-- Objective --
Copy each line that contains the word "Germany".

-- Saved entries --
◇ ◇ ◇

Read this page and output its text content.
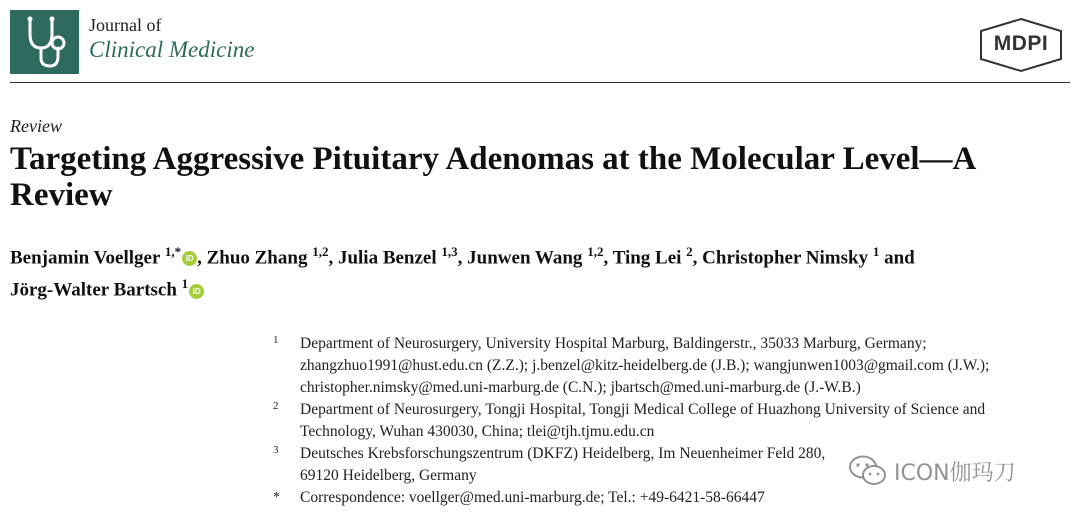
Journal of
Clinical Medicine	MDPI
Review
Targeting Aggressive Pituitary Adenomas at the Molecular Level—A Review
Benjamin Voellger $^{1,*}$ iD , Zhuo Zhang $^{1,2}$, Julia Benzel $^{1,3}$, Junwen Wang $^{1,2}$, Ting Lei $^2$, Christopher Nimsky $^1$ and
Jörg-Walter Bartsch $^1$ iD
1 Department of Neurosurgery, University Hospital Marburg, Baldingerstr., 35033 Marburg, Germany;
zhangzhuo1991@hust.edu.cn (Z.Z.); j.benzel@kitz-heidelberg.de (J.B.); wangjunwen1003@gmail.com (J.W.);
christopher.nimsky@med.uni-marburg.de (C.N.); jbartsch@med.uni-marburg.de (J.-W.B.)
2 Department of Neurosurgery, Tongji Hospital, Tongji Medical College of Huazhong University of Science and
Technology, Wuhan 430030, China; tlei@tjh.tjmu.edu.cn
3 Deutsches Krebsforschungszentrum (DKFZ) Heidelberg, Im Neuenheimer Feld 280,
69120 Heidelberg, Germany
* Correspondence: voellger@med.uni-marburg.de; Tel.: +49-6421-58-66447
ICON伽玛刀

◇ ◇ ◇

-- Response to this task --
1 Department of Neurosurgery, University Hospital Marburg, Baldingerstr., 35033 Marburg, Germany;
69120 Heidelberg, Germany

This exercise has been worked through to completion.